Religiosos de matriz africana pedem respeito do poder
público
"O Estado não sabe lidar com a diferença. Não somos
iguais perante a lei." A frase é parte do desabafo da yalorixá
Nylsia dos Santos. Ao seu lado, dividindo a mesma mesa,
representantes de diversas religiões e deputados deram um exemplo de
respeito à diversidade cultural e religiosa. Todos participaram da
audiência pública desta quarta-feira (6/5/09) da Comissão de
Direitos Humanos da Assembleia Legislativa de Minas Gerais para
debater a intolerância religiosa. Duas denúncias de invasão a
terreiros de Candomblé e agressão a seus membros fizeram parte da
pauta. A reunião também serviu para a divulgação da 1ª Caminhada
Cultural pela Liberdade Religiosa e pela Paz, na próxima
quarta-feira (13), às 14 horas, na Praça Sete.
O deputado Durval Ângelo (PT) recomendou a
fiscalização, pelos movimentos sociais, dos meios de comunicação que
veiculam programas que pregam o preconceito e a discriminação
religiosa. Ele também anunciou uma série de encaminhamentos que
serão propostos e votados posteriormente pela comissão. Uma das
medidas é o agendamento de uma reunião com o Centro de Apoio
Operacional das Promotorias de Defesa dos Direitos Humanos para
levantar os principais problemas relativos à discriminação religiosa
ou racial, assim como as providências a serem tomadas pelo
Ministério Público. Na mesma reunião, pretende-se discutir a
elaboração de um manual da liberdade religiosa.
O segundo encaminhamento é uma solicitação à Mesa
Diretora da ALMG para agilizar a tramitação de proposições que
tratam do Conselho Estadual da Igualdade Racial, do Estatuto da
Igualdade Racial e do sistema de cotas. Ao Governo do Estado, serão
solicitados esforços para criação do conselho. Por fim, Durval
Ângelo disse que pedirá o apoio da TV Assembleia para divulgação da
Caminhada pela Liberdade Religiosa.
"Ainda falta muito para sermos iguais perante a
lei", disse o deputado Carlos Gomes (PT), lamentando o fato de a
intolerância ainda precisar ser debatida em uma casa legislativa
brasileira. O deputado Carlin Moura (PCdoB) ressaltou a importância
de ações como a Caminhada pela Liberdade e a audiência pública. Ele
lembrou que a luta pelo respeito cultural é antiga no Brasil e citou
como exemplo a atuação parlamentar pelo Partido Comunista Brasileiro
de Carlos Marighella e do escritor Jorge Amado, ambos deputados
federais constituintes em 1946.
Em sua fala, o diretor de promoção e educação em
Direitos Humanos da Secretaria de Estado de Desenvolvimento Social
(Sedese), Fábio Carvalho dos Santos, ressaltou a realização da 2ª
Conferência de Promoção da Igualdade Racial, nos dias 23 e 24 de
maio. O promotor de Justiça Rodrigo Filgueira de Oliveira assumiu o
compromisso de trabalhar pela aproximação do Ministério Público com
o movimento negro em geral e colocou-se à disposição para uma
primeira reunião conjunta, para apresentação de demandas.

[Entradas do conjunto de dados de leiaute]
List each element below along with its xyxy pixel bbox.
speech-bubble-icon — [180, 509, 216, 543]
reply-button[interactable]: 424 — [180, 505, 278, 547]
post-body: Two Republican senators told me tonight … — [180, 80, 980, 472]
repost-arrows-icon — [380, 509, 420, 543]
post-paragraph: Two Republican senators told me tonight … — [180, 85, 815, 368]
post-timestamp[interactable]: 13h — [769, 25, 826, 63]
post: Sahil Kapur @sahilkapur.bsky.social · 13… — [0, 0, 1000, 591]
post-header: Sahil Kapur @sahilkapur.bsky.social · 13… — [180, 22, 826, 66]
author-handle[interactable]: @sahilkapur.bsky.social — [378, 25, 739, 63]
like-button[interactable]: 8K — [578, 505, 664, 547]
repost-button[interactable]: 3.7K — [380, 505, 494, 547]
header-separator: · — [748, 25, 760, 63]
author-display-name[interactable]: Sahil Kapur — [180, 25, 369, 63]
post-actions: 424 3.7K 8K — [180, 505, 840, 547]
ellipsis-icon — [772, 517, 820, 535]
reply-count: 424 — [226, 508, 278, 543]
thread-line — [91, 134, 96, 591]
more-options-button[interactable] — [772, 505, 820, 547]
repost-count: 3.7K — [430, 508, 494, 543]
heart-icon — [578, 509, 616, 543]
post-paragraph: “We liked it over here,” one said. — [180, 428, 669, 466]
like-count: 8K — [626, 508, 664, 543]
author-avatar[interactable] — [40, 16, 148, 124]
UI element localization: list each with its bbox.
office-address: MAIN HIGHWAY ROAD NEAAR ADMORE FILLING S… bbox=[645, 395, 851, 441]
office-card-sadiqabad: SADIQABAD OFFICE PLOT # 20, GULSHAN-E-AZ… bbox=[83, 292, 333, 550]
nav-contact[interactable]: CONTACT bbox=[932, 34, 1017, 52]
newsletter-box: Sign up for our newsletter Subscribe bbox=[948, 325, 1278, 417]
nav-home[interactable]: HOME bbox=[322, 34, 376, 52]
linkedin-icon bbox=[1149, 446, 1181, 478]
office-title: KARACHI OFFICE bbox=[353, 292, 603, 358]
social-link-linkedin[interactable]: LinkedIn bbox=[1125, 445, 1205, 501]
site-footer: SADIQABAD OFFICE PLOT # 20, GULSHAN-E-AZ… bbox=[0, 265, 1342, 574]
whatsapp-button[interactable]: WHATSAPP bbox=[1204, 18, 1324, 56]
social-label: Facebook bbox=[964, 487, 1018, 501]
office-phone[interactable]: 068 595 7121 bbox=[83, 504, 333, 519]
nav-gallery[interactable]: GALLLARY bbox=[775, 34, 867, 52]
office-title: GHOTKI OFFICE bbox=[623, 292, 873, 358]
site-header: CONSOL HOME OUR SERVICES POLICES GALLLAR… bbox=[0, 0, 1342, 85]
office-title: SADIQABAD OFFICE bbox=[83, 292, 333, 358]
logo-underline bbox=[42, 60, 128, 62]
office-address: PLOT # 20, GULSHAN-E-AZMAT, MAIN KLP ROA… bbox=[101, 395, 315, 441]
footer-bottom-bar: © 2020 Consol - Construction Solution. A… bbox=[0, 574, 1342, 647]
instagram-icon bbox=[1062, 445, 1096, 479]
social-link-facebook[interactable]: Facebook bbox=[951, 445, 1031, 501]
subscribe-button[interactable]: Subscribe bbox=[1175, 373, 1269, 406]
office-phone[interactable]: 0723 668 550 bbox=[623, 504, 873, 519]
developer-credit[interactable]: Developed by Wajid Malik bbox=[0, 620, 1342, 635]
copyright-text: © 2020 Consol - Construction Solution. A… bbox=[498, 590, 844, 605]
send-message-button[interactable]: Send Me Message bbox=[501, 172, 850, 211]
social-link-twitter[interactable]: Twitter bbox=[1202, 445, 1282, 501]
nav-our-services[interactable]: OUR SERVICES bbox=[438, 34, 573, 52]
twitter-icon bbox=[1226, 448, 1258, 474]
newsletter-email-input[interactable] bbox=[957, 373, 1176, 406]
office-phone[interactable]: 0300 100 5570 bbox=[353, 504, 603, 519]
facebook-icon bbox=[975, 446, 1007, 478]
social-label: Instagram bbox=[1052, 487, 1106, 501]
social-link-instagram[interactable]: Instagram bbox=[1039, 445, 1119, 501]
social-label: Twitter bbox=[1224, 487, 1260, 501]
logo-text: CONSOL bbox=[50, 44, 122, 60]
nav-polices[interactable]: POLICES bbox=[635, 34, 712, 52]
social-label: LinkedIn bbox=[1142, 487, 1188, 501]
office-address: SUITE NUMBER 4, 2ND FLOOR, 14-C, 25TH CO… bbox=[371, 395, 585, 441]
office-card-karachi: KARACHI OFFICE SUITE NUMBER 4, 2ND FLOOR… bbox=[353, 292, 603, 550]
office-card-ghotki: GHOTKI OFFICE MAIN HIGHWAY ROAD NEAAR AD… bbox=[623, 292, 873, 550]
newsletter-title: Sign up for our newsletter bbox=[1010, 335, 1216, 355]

> _Instruções do exercício_: Redija a continuação da notícia sobre a audiência pública contra a intolerância religiosa, começando logo após a última frase apresentada.

> _Resultado do exercício_:
Policiais que invadiram terreiros de Candomblé não
tinham mandado
Os dois casos de agressão só apareceram na fase de
debates. O babalorixá Henrique de Oxalá e a representante da
Coordenação Executiva e Comunicação do Monabantu/MG, makota
Kinsandembu Kiamaza denunciaram a invasão violenta, sem mandado
judicial e motivo justificado, em fevereiro de 2009, de um terreiro
de Candomblé no bairro Bernardo Monteiro, em Contagem. Em 26 de
abril, uma pessoa foi morta e um babalorixá perdeu um olho durante
outra invasão da polícia em um terreiro de Candomblé no bairro Dom
Silvério, em Belo Horizonte.
"Até o momento, nenhum dos dois casos foi
resolvido", disse Henrique. "Esse racismo institucional tem que
acabar. A Polícia Militar não entra armada com escopeta em igreja
católica", declarou. O representante da PM, major Elton José da
Silva Baião, não comentou sobre os casos e frisou que os cursos de
formação da corporação contemplam o respeito à diversidade. "A
religião é fator de equilíbrio social e vocês desempenham papel
importante nisso", afirmou.
"Não fui educado para a igualdade, mas acredito que
somos capazes de fazer essa caminhada", disse o frei Fabiano Aguilar
Satler, secretário da província dos franciscanos em Minas Gerais.
"No nosso meio, há pessoas dispostas a fazer esse diálogo",
comentou. O frade morou sete anos em Moçambique e mostrou-se
indignado com o que chamou de "exportação da intolerância", ao
contar que no país africano estão chegando muitos missionários
cristãos protestantes pregando a discórdia entre as religiões. "A
luta pela igualdade é árdua, longa e cobra um preço que chega ao
nível da perda da vida", frisou o professor do Departamento de
Comunicação Social da UFMG, Dalmir Francisco. "Quem ataca a
diversidade, ataca a sua própria razão de ser. Por definição, o ser
humano é diverso."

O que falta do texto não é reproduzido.